-------- Excerpted passage --------

After suffering relegation in 2009, the club took two seasons to recover before returning to the Oberliga in 2011. In its first season back the club finished second in the league behind SSV Ulm 1846. In the 2014–15 season the club came second-last in the league and was relegated to the Verbandsliga.

==Current squad==

| No. | Pos. | Nation | Player |
|---|---|---|---|
| 1 | GK | KOS | David Nreca-Bisinger |
| 4 | DF | CRO | Hans-Juraj Hartmann |
| 5 | DF | GER | Christian Kuhn |
| 6 | MF | BIH | Melvin Ramusović |
| 8 | MF | GER | Kevin Krüger |
| 9 | FW | GER | Lennart Thum |
| 10 | MF | GER | Lukas Rupp |
| 11 | MF | GER | Alexander Esswein |
| 14 | MF | ROU | Alexandru Paraschiv |
| 15 | MF | GER | Jannik Marx |
| 16 | DF | GER | Robin Becker |
| 17 | DF | GER | Luca Stellwagen |
| 18 | MF | GER | Pasqual Pander |
| 20 | MF | GER | Flamur Berisha |

| No. | Pos. | Nation | Player |
|---|---|---|---|
| 21 | DF | GER | Umut Sentürk |
| 22 | DF | GER | Leonardo Zikora |
| 23 | MF | GER | Mart Ristl |
| 24 | FW | MAR | Anas Alaoui |
| 27 | GK | GER | Malwin Zok |
| 29 | MF | GER | Marvin Kadner |
| 30 | FW | FRA | Nolhan Assafoua |
| 31 | DF | GER | Jonas Weik |
| 32 | DF | GER | Vincent Moreno Giesel |
| 34 | DF | AUT | Mehdi Hetemaj |
| 36 | DF | GER | Tim Seifert |
| 37 | DF | ITA | Tyrese Ziegler |
| - | GK | GER | Marcus Retter |

==Honours==
The club's honours:
===League===
- German football championship
  - Champions: 1949
- Southern German championship
  - Champions: 1925

===Regional===
- Westkreis-Liga (I)

-------- Material provided --------

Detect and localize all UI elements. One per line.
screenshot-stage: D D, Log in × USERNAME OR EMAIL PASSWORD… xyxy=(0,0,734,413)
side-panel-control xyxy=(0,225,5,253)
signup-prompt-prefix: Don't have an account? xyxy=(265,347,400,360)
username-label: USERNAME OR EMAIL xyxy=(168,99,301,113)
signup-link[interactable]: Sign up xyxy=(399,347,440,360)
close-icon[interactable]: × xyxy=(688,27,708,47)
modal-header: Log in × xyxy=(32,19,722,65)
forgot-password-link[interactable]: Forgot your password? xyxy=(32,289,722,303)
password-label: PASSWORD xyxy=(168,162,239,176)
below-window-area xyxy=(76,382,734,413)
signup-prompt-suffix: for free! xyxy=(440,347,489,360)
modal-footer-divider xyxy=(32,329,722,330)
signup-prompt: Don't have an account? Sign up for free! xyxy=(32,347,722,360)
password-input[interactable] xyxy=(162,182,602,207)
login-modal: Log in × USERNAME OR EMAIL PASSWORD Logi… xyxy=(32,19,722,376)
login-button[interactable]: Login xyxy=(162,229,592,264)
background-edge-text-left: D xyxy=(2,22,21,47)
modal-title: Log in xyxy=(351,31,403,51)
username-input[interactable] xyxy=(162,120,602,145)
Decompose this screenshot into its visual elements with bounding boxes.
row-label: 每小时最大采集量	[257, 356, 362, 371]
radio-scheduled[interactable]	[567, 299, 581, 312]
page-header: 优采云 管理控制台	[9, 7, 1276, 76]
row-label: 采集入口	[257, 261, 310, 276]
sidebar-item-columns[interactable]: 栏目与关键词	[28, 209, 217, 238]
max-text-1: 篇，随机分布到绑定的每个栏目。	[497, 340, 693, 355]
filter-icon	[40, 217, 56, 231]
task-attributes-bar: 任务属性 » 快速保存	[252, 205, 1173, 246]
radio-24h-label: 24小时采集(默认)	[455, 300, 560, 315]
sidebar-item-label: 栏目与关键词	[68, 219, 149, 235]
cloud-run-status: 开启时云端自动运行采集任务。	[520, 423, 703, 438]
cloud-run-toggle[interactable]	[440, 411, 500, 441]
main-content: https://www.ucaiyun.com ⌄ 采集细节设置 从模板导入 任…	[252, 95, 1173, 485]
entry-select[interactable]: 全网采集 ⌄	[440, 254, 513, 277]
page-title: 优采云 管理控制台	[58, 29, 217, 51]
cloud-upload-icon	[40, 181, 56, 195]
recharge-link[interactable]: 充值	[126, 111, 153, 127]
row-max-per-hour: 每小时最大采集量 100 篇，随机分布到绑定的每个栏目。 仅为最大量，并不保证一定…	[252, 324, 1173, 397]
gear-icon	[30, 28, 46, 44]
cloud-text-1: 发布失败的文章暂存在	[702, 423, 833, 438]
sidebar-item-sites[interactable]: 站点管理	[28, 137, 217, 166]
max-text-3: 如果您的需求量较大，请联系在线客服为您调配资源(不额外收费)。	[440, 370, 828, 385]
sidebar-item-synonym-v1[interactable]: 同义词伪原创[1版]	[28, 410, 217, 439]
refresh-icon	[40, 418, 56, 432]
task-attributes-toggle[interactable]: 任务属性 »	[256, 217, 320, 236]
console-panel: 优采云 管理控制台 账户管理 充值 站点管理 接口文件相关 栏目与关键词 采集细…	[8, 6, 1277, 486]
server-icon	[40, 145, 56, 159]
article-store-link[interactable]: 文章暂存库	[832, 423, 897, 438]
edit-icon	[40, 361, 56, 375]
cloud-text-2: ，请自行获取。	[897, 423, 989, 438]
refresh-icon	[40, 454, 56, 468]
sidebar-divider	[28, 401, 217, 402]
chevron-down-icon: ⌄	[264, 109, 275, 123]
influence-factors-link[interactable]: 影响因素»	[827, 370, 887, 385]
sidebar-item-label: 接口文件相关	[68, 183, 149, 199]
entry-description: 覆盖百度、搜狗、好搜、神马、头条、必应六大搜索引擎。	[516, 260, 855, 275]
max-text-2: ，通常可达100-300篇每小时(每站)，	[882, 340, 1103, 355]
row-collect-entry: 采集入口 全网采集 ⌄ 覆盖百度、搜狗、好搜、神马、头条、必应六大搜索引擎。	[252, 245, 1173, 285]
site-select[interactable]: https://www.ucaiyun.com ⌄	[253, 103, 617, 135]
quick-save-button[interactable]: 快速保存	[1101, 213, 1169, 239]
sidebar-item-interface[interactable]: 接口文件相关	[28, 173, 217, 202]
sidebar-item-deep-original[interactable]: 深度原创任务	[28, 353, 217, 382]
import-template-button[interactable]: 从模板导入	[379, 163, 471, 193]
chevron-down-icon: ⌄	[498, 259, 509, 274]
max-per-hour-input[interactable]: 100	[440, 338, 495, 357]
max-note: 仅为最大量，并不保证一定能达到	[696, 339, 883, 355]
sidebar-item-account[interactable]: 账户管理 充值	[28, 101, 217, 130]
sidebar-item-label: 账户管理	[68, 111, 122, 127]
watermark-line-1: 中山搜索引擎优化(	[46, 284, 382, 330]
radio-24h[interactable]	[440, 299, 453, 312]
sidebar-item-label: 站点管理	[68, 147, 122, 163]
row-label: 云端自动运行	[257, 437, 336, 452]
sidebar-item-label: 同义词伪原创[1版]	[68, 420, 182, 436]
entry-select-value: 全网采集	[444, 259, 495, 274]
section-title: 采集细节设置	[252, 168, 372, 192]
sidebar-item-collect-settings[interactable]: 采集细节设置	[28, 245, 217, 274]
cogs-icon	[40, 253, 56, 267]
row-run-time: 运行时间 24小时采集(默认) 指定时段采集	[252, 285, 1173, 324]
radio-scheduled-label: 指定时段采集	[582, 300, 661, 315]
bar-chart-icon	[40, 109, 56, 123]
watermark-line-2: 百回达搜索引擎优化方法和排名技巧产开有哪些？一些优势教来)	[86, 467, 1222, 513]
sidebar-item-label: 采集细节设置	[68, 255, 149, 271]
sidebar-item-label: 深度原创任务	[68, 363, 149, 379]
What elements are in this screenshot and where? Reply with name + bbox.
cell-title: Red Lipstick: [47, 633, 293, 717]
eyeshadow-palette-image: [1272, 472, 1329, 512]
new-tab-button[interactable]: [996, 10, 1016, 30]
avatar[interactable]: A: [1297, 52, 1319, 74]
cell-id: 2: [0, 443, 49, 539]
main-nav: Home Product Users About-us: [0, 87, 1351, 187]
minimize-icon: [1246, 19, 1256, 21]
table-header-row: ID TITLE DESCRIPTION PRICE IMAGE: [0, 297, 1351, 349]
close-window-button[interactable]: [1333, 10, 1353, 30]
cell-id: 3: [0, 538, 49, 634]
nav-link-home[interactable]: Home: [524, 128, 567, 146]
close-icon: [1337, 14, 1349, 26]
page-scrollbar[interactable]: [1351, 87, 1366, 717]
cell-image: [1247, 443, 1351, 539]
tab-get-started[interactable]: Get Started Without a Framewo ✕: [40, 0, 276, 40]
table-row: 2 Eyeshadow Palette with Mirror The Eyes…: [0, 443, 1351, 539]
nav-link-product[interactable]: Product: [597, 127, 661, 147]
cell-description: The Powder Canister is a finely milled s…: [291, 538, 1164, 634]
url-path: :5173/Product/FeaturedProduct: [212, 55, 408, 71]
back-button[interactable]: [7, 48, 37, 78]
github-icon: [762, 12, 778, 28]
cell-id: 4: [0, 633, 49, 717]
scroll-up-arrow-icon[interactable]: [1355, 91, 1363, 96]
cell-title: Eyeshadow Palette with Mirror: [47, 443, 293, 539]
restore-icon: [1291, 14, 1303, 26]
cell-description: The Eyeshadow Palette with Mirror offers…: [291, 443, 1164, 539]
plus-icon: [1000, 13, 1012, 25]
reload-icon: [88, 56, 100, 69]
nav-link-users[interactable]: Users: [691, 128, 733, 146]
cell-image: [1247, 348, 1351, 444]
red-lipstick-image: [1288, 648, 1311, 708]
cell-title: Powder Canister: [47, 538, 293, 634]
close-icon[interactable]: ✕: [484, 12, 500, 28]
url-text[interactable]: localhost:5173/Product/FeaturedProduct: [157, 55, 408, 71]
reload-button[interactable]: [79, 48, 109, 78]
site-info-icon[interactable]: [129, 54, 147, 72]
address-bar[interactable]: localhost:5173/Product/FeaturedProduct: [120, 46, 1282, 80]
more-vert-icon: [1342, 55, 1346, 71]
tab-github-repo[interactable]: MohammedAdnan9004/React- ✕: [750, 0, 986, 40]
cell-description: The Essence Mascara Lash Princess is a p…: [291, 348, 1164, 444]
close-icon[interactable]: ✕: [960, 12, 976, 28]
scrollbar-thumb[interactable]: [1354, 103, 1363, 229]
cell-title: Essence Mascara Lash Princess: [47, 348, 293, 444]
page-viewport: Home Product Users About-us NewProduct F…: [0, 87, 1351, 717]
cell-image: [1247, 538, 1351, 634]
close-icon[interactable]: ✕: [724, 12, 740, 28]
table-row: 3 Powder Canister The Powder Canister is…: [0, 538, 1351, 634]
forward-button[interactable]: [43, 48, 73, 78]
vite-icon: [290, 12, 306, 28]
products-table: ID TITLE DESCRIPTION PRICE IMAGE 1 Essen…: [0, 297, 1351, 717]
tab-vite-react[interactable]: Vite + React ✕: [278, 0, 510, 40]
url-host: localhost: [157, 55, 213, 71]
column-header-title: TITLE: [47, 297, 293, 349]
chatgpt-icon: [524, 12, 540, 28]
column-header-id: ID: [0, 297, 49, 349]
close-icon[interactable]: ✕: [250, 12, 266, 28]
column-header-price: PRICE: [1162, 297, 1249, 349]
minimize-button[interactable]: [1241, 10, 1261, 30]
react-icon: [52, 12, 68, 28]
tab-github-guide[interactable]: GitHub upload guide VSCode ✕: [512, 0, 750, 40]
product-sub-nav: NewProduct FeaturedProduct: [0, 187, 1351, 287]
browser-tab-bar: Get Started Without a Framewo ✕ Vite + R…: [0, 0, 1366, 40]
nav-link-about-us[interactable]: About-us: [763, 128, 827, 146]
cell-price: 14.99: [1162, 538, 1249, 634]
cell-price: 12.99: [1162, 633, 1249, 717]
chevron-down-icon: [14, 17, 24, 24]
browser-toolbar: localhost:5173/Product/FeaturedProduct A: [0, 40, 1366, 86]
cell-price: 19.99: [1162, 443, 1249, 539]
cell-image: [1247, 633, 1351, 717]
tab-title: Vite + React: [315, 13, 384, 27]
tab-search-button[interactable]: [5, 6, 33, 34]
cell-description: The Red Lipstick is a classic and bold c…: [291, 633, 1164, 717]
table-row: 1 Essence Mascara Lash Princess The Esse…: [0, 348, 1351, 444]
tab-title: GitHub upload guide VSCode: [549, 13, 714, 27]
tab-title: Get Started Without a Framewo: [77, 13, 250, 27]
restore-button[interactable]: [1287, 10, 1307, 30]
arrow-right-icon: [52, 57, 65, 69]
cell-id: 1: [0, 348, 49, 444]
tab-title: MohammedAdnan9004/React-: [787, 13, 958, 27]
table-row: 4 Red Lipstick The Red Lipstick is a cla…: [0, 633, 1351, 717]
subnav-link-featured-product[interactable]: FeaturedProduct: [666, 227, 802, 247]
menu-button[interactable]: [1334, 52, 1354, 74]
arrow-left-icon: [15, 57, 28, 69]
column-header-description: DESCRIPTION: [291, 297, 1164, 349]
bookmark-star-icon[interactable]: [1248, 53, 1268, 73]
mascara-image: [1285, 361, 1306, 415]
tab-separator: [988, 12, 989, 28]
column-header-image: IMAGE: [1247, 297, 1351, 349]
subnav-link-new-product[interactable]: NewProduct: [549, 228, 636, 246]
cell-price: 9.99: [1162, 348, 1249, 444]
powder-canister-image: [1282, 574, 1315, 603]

--------

Task set.
1. According to the club excerpt, which team finished ahead of the club in its first season back in the Oberliga?
2. From the club excerpt, extract everything from "After suffering relegation" down to "to the Verbandsliga.".

Solutions below.
1. SSV Ulm 1846

2.
After suffering relegation in 2009, the club took two seasons to recover before returning to the Oberliga in 2011. In its first season back the club finished second in the league behind SSV Ulm 1846. In the 2014–15 season the club came second-last in the league and was relegated to the Verbandsliga.